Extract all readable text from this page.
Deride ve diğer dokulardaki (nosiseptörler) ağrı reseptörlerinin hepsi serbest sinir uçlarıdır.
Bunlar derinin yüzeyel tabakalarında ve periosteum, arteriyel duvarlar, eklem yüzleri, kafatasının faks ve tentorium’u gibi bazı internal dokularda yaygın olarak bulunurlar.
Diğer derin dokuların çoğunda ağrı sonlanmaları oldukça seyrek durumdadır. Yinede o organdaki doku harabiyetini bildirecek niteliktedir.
------------------------------------
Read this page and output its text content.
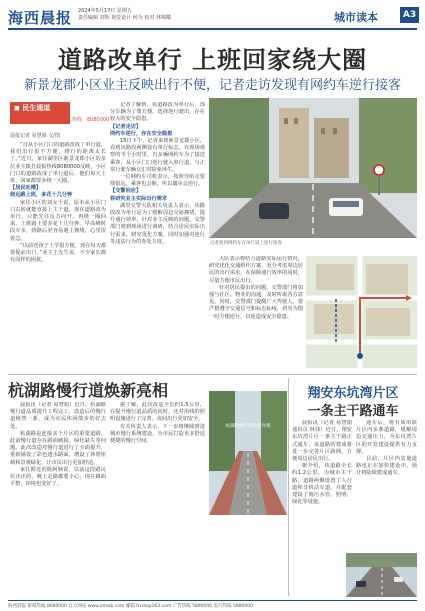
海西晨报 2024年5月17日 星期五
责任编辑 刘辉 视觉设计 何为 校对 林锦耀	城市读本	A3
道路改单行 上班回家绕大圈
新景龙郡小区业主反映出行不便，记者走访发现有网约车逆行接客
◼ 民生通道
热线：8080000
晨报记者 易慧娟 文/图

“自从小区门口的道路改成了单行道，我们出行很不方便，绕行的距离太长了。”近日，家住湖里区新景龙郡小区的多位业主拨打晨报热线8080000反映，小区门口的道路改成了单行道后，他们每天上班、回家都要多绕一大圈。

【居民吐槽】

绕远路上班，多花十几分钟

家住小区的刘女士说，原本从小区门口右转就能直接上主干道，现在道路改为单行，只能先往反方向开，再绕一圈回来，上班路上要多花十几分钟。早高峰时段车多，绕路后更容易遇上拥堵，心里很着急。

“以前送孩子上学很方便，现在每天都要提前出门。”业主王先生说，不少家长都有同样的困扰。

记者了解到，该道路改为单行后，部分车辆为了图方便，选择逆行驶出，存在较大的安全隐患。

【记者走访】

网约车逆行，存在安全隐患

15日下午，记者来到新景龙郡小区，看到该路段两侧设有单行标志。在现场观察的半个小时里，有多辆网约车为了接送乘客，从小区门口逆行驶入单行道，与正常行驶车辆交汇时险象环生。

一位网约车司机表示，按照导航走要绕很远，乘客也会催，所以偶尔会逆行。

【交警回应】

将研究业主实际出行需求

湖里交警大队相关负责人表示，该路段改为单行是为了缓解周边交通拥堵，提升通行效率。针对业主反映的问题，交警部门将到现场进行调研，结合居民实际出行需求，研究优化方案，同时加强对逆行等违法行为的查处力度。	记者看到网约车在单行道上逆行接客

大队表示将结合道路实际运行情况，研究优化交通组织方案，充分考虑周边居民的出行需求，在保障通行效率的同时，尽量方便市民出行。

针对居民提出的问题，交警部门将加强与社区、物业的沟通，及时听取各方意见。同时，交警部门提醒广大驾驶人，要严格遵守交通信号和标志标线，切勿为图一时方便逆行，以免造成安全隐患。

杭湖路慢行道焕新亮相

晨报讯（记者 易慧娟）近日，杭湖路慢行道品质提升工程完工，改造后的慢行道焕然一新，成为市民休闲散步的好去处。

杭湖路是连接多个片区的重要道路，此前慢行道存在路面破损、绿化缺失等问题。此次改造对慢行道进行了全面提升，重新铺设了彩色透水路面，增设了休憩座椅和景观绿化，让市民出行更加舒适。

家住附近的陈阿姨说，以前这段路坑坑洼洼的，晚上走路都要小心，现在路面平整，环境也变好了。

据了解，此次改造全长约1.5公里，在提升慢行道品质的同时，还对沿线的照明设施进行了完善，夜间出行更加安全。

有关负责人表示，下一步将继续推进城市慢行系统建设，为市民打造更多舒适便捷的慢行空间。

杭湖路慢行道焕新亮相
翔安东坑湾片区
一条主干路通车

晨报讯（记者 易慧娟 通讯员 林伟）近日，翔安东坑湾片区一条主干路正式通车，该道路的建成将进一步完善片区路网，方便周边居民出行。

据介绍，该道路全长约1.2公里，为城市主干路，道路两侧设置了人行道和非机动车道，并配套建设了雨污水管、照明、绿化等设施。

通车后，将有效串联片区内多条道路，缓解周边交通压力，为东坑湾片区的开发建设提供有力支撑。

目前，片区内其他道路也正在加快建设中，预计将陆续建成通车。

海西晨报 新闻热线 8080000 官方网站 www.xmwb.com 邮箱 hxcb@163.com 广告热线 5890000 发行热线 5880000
------------------------------------
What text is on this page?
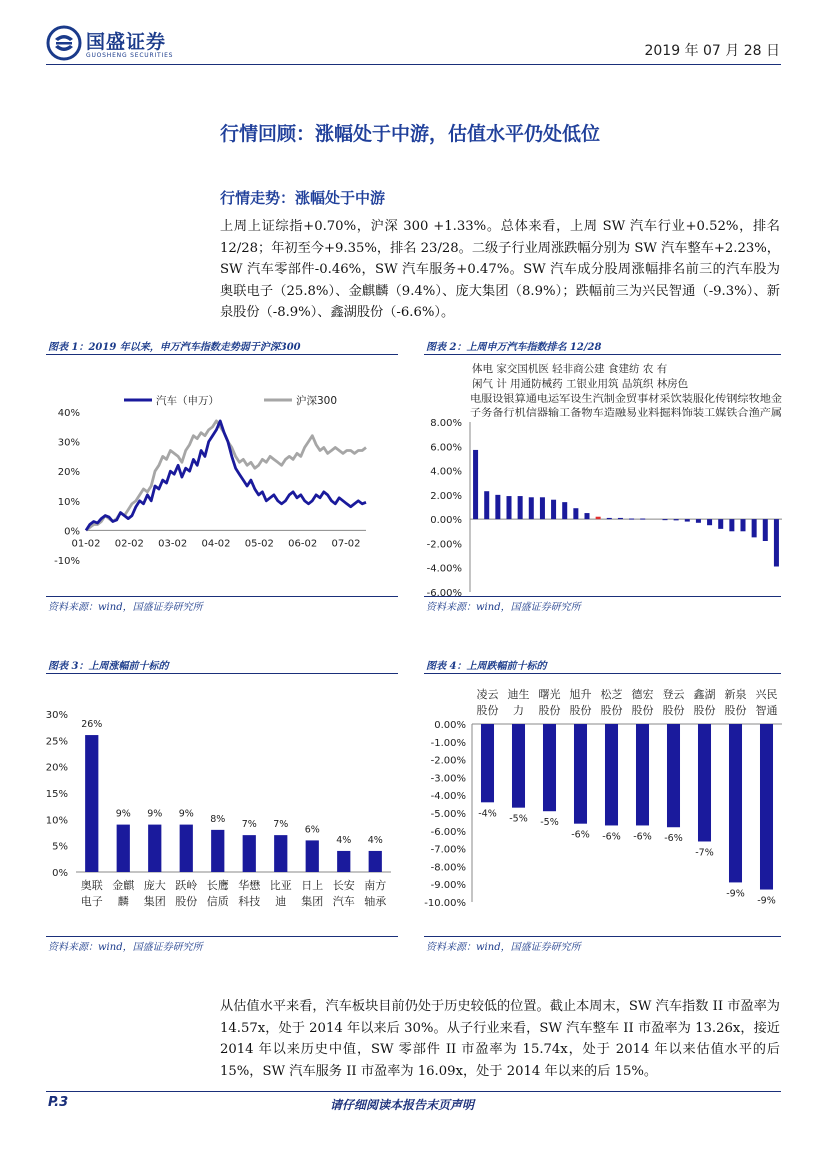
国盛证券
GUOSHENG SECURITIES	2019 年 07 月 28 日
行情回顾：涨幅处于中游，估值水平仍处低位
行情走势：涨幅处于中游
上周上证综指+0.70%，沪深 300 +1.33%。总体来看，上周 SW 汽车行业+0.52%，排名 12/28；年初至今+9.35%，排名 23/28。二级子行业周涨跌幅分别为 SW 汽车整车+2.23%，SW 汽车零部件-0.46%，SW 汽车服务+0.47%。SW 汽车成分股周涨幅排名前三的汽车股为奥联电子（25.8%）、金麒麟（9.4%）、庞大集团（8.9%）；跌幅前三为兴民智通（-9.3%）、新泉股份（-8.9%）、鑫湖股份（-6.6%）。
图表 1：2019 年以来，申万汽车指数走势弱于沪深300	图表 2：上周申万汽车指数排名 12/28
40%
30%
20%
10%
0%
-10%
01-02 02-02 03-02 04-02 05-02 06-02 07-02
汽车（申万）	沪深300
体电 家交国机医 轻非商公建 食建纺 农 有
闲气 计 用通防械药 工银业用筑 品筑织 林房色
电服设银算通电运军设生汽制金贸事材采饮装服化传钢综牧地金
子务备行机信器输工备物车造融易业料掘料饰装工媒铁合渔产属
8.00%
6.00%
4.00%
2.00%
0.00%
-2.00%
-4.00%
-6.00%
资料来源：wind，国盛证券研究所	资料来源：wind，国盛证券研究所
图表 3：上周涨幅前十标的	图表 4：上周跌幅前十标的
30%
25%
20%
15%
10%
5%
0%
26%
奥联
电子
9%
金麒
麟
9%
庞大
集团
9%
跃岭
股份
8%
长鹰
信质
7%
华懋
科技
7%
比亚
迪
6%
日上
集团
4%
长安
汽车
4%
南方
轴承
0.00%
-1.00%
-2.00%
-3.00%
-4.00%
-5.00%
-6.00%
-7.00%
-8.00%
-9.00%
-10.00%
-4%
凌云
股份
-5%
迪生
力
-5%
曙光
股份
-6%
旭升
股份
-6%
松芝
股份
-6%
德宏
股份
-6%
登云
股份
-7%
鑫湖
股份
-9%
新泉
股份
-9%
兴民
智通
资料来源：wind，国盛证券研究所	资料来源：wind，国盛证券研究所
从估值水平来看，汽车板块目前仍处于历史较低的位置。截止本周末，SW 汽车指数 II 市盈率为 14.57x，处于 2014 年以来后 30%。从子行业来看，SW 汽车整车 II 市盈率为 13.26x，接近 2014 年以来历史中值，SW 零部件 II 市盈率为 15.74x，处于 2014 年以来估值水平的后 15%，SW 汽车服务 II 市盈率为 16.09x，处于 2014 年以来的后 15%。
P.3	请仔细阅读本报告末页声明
------------------------------------
WHAT IS NEEDED. State only the count of lines above that hold the string "汽车整车".

COMPLETED TASK. 2